**** SOURCE MATERIAL ****
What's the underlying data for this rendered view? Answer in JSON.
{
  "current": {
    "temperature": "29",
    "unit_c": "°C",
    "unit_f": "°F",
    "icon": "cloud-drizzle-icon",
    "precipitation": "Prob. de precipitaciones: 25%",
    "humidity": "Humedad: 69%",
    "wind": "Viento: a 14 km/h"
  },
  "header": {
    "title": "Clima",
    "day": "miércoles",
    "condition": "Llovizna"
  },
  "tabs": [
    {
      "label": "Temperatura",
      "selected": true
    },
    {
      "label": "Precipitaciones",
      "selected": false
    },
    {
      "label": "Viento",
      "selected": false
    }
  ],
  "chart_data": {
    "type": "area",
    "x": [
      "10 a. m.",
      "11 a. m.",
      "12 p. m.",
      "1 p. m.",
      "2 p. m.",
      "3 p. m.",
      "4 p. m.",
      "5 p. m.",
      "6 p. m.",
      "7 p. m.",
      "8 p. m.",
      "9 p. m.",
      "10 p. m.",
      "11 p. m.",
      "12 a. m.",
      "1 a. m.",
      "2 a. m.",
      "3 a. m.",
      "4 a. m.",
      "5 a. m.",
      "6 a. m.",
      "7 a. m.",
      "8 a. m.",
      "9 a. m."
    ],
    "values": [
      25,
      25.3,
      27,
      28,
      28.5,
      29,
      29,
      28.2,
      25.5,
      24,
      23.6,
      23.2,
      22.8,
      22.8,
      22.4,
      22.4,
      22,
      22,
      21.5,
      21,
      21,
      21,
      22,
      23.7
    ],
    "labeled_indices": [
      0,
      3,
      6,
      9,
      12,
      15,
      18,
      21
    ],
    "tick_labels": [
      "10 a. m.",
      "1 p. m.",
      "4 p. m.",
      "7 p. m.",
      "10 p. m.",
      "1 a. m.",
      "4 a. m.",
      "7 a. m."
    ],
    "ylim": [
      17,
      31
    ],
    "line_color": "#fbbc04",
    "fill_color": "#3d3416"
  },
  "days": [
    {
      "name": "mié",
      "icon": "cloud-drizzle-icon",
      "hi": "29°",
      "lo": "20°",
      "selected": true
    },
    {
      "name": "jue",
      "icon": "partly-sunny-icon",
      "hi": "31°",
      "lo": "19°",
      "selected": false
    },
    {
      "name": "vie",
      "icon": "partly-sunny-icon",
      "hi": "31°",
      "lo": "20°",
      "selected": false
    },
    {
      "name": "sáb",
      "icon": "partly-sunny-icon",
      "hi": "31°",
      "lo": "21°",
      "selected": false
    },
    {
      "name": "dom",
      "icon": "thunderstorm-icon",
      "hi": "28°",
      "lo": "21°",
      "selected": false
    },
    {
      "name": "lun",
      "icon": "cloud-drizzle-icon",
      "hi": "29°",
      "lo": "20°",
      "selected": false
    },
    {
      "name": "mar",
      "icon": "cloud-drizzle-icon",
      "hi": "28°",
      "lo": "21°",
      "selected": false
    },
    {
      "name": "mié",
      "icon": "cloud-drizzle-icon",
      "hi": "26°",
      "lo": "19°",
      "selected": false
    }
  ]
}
****
▸ **TASK TO CARRY OUT**:
Look through the data and show every line containing "name".

▸ **REPLY TO THE TASK**:
      "name": "mié",
      "name": "jue",
      "name": "vie",
      "name": "sáb",
      "name": "dom",
      "name": "lun",
      "name": "mar",
      "name": "mié",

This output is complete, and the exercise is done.